(Stored dataset items)
########################################

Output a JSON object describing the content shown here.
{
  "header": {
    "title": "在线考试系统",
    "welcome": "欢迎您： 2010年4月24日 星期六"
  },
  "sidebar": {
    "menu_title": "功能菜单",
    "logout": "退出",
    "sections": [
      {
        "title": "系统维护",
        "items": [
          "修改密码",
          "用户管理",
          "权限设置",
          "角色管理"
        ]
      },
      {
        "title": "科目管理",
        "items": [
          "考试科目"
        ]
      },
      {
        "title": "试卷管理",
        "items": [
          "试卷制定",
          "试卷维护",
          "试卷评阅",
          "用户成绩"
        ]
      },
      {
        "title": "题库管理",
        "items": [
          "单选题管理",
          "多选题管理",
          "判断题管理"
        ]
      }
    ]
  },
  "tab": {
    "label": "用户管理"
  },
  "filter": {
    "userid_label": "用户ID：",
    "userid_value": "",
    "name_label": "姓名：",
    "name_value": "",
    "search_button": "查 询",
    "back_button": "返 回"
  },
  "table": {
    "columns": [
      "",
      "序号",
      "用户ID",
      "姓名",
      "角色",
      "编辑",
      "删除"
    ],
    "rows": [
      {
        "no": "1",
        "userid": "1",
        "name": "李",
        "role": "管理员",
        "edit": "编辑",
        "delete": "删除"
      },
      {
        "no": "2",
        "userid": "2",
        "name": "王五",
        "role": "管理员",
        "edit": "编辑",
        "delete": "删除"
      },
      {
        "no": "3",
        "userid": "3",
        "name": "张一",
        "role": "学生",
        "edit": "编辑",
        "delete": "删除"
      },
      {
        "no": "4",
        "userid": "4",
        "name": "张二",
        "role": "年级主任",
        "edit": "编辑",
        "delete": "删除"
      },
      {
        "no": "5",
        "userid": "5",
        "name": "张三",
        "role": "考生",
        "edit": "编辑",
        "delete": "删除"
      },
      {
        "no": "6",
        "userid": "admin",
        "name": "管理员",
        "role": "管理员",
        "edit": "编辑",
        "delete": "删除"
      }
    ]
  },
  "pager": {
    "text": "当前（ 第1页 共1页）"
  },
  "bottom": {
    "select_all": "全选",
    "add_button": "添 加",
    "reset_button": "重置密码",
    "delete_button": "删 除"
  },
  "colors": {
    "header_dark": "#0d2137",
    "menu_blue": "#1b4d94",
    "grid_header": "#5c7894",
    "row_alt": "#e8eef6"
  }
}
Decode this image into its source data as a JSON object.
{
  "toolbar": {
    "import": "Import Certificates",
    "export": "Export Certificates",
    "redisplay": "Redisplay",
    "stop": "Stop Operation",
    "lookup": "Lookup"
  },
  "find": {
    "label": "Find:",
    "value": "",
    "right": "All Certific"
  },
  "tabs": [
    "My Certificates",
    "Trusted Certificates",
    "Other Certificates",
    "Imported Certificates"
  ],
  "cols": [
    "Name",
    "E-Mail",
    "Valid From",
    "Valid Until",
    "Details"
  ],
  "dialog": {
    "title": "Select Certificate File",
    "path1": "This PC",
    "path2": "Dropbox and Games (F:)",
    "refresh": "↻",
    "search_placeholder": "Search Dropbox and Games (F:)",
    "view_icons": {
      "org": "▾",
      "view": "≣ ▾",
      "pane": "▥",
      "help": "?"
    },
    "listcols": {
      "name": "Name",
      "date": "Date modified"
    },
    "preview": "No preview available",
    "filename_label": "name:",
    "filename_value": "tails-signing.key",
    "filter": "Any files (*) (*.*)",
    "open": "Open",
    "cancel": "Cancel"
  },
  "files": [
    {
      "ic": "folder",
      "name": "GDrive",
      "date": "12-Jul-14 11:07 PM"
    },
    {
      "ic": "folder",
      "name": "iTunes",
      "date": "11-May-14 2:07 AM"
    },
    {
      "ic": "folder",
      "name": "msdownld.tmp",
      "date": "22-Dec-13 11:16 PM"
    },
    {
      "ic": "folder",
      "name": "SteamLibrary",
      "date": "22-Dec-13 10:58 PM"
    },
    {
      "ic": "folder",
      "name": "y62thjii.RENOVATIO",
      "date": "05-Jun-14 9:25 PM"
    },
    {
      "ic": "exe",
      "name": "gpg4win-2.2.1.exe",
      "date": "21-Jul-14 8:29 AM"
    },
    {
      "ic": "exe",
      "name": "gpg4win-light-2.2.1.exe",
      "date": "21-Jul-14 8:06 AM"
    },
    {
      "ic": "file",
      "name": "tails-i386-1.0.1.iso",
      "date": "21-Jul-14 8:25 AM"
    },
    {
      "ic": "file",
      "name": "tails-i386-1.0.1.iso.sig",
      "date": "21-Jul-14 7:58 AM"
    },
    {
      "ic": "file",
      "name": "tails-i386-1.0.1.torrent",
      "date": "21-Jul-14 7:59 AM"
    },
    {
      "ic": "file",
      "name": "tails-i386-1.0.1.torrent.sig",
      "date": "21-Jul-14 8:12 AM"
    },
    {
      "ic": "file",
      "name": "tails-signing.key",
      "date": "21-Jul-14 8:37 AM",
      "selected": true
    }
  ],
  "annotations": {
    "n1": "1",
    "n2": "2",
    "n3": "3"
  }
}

########################################

Directive:
Search the lines for the string "Dropbox" and copy every line that has it.

In response:
    "path2": "Dropbox and Games (F:)",
    "search_placeholder": "Search Dropbox and Games (F:)",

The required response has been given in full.